## DATA SHOWN
= = =
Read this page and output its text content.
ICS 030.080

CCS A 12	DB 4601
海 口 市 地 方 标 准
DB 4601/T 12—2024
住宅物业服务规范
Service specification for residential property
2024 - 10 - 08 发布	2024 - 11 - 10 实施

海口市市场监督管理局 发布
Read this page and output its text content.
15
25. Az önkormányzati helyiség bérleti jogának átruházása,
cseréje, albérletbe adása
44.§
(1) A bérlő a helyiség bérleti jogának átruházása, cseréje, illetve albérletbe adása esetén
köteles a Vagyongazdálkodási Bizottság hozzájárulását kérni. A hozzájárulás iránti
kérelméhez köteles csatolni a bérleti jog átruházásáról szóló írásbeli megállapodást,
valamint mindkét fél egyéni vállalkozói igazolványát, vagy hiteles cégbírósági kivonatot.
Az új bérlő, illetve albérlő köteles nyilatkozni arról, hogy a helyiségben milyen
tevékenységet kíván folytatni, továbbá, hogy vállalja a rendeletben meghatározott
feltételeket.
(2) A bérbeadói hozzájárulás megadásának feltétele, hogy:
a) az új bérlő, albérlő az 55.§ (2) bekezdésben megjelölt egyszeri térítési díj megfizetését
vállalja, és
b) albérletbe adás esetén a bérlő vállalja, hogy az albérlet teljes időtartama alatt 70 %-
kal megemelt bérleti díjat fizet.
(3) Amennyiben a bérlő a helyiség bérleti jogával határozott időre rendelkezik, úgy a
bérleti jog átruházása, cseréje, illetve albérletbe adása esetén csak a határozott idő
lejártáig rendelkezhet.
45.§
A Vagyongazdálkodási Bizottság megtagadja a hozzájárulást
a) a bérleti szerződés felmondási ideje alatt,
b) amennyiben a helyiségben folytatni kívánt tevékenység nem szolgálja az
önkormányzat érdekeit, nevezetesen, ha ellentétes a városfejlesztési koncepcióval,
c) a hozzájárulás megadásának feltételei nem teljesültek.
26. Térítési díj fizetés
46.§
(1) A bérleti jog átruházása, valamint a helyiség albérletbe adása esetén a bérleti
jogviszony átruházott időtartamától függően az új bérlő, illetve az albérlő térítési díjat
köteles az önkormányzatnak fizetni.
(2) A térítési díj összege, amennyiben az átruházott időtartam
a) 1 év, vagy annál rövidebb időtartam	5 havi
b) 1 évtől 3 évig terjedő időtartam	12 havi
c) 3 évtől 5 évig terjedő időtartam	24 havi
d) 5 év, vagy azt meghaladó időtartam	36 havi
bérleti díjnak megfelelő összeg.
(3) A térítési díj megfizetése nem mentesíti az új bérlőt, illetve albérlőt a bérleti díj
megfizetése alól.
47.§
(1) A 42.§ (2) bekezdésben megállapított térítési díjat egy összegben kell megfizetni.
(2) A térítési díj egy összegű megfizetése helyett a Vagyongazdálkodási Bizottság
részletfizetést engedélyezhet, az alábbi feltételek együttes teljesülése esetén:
= = =
## WHAT IS REQUIRED
Where a line of the data holds "cseréje", show that line.

## SOLUTION
cseréje, albérletbe adása
(1) A bérlő a helyiség bérleti jogának átruházása, cseréje, illetve albérletbe adása esetén
bérleti jog átruházása, cseréje, illetve albérletbe adása esetén csak a határozott idő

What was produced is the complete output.